- _Extracted records_
:::

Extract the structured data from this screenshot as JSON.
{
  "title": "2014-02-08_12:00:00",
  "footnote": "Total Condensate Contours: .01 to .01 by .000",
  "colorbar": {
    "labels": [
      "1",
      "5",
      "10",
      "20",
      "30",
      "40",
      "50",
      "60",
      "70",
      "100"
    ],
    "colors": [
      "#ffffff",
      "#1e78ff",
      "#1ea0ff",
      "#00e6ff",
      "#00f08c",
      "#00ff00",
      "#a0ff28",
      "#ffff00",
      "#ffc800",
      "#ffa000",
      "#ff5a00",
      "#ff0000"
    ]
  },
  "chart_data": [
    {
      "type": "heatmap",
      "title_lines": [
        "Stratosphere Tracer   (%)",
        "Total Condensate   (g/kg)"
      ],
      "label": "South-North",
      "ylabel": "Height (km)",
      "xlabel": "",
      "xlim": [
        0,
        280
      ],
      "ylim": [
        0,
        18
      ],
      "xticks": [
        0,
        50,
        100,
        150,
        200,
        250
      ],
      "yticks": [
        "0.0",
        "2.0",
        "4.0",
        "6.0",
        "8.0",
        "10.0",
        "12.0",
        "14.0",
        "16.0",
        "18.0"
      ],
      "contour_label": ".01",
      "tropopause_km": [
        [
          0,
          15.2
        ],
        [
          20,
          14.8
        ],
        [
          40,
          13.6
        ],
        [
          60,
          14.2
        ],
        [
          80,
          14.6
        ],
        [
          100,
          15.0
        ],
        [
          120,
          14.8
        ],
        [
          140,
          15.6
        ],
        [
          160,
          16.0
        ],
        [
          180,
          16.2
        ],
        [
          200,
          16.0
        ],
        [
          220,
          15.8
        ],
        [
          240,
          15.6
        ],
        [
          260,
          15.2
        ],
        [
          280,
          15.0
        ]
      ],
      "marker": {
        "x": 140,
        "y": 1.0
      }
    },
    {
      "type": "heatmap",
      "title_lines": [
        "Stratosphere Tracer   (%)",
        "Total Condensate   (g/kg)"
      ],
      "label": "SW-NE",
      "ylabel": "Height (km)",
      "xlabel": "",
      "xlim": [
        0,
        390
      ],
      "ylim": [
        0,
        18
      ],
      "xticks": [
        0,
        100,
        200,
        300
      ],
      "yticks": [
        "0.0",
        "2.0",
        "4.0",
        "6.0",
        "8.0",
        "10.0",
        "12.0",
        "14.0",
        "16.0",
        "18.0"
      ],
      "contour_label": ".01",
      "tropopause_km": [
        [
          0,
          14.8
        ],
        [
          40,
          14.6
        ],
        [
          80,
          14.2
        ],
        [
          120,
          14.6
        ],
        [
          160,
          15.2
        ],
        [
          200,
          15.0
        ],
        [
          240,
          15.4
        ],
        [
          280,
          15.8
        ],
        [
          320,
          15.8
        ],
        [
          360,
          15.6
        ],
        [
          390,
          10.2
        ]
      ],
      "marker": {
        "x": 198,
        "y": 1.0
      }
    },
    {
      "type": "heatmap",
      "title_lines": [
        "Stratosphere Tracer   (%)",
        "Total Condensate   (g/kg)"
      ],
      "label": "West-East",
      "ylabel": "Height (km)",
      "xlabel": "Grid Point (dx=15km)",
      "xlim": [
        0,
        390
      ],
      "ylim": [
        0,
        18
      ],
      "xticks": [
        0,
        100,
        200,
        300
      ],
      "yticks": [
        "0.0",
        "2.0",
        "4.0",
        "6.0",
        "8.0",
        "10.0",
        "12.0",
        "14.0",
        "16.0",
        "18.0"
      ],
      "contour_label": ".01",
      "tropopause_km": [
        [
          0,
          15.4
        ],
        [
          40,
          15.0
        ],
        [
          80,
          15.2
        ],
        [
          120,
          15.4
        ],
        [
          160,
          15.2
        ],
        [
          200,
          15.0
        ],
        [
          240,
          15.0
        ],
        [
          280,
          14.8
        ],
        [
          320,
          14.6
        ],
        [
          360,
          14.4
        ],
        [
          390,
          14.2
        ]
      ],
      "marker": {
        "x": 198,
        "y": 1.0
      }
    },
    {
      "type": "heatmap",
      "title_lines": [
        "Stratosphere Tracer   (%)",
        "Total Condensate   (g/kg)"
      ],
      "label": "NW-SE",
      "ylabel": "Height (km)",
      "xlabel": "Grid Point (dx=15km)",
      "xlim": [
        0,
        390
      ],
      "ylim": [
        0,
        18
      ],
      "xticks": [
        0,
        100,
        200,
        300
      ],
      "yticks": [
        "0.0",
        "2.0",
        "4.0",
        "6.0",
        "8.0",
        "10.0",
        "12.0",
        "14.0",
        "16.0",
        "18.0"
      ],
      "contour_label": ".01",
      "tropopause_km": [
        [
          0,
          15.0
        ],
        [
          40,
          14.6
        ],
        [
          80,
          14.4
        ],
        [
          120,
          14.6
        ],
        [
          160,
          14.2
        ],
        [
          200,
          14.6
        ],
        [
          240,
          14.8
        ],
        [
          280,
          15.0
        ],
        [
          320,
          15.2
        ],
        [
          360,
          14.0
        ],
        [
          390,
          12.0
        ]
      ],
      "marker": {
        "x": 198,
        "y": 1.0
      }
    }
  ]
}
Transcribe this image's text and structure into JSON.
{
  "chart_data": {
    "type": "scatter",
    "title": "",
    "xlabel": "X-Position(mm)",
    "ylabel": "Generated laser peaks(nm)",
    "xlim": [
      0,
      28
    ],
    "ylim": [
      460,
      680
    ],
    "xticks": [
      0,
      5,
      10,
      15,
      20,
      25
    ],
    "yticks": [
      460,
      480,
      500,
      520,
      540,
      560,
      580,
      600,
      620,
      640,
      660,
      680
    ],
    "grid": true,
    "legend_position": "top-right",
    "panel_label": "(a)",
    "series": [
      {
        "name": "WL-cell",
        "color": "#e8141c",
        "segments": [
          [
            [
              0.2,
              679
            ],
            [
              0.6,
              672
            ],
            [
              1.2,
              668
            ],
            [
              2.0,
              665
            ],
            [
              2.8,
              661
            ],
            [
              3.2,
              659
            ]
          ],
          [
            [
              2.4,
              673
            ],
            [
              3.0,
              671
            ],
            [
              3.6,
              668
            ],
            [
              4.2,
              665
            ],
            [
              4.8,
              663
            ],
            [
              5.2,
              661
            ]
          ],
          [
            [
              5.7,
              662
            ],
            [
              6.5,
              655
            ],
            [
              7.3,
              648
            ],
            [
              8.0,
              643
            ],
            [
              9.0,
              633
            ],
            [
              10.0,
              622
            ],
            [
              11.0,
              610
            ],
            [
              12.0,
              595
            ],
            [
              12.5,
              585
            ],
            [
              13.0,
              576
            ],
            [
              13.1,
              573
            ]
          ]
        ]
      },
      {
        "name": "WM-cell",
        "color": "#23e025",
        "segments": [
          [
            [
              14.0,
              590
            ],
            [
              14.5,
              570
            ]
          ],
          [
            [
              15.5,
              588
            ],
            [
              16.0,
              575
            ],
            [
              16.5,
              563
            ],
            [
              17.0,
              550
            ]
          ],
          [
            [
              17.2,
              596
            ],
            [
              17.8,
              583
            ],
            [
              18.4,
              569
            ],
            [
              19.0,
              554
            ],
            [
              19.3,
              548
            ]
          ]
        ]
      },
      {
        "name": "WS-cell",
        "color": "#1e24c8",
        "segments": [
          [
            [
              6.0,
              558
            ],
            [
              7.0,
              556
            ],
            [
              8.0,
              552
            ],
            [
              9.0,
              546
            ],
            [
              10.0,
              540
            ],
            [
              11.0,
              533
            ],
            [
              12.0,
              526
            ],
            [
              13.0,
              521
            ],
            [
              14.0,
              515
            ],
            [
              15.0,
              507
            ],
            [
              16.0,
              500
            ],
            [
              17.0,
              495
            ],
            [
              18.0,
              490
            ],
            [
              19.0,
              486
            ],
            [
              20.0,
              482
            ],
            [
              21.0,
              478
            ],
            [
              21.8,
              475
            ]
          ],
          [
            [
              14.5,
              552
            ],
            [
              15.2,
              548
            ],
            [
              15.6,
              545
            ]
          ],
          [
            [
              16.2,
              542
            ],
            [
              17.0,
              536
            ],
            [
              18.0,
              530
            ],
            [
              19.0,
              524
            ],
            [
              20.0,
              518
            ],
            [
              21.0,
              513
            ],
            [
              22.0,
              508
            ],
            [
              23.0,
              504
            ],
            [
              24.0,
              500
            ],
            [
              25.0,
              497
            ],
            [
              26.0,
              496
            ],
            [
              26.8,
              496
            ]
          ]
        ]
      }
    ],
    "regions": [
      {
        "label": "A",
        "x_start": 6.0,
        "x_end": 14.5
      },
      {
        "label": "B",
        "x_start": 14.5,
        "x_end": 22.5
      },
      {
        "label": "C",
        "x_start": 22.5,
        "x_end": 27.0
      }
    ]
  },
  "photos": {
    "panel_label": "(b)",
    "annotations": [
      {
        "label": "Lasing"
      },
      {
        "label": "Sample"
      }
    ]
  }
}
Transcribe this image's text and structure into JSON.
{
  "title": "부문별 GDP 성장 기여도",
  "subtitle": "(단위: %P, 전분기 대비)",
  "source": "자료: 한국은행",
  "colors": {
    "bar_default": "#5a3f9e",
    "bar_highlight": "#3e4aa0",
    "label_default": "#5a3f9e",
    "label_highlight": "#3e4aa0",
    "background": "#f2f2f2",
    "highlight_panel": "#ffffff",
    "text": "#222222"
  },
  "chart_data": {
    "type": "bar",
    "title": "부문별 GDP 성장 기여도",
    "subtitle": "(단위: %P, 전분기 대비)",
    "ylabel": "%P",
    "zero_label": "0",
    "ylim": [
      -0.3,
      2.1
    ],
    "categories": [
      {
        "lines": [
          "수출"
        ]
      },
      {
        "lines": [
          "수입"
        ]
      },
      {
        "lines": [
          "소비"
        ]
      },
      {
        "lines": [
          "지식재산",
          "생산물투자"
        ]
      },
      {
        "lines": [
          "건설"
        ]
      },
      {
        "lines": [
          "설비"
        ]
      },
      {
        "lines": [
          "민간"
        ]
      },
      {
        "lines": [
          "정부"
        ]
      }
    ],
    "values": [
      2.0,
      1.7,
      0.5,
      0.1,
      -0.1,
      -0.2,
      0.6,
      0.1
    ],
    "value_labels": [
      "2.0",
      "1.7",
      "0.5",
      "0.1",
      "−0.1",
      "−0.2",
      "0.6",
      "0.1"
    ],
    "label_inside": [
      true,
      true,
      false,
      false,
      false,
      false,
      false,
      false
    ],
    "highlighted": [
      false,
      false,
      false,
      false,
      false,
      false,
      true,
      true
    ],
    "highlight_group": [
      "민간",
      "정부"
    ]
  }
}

:::

- _Challenge_
Among the entries above, how many lines include the word "cell"? Reply with the number only.

- _Written answer_
3